*Your instructions*:
Can you write out the whole listing exactly?

[Dataset excerpts]
╭──

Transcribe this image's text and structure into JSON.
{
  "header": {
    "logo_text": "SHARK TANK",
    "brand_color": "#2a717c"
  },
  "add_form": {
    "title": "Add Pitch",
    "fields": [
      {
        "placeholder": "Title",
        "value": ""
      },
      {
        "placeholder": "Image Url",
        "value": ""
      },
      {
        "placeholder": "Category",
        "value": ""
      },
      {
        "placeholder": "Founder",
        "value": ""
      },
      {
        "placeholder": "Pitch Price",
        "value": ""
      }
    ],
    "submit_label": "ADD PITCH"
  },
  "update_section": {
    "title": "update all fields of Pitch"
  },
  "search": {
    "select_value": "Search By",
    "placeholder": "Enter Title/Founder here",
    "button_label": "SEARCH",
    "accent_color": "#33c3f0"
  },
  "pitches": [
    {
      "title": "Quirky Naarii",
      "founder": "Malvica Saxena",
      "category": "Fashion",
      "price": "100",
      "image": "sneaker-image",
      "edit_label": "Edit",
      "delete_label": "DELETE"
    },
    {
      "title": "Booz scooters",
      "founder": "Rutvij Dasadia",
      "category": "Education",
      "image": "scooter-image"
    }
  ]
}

╰──

*Complete response*:
Transcribe this image's text and structure into JSON.
{
  "header": {
    "logo_text": "SHARK TANK",
    "brand_color": "#2a717c"
  },
  "add_form": {
    "title": "Add Pitch",
    "fields": [
      {
        "placeholder": "Title",
        "value": ""
      },
      {
        "placeholder": "Image Url",
        "value": ""
      },
      {
        "placeholder": "Category",
        "value": ""
      },
      {
        "placeholder": "Founder",
        "value": ""
      },
      {
        "placeholder": "Pitch Price",
        "value": ""
      }
    ],
    "submit_label": "ADD PITCH"
  },
  "update_section": {
    "title": "update all fields of Pitch"
  },
  "search": {
    "select_value": "Search By",
    "placeholder": "Enter Title/Founder here",
    "button_label": "SEARCH",
    "accent_color": "#33c3f0"
  },
  "pitches": [
    {
      "title": "Quirky Naarii",
      "founder": "Malvica Saxena",
      "category": "Fashion",
      "price": "100",
      "image": "sneaker-image",
      "edit_label": "Edit",
      "delete_label": "DELETE"
    },
    {
      "title": "Booz scooters",
      "founder": "Rutvij Dasadia",
      "category": "Education",
      "image": "scooter-image"
    }
  ]
}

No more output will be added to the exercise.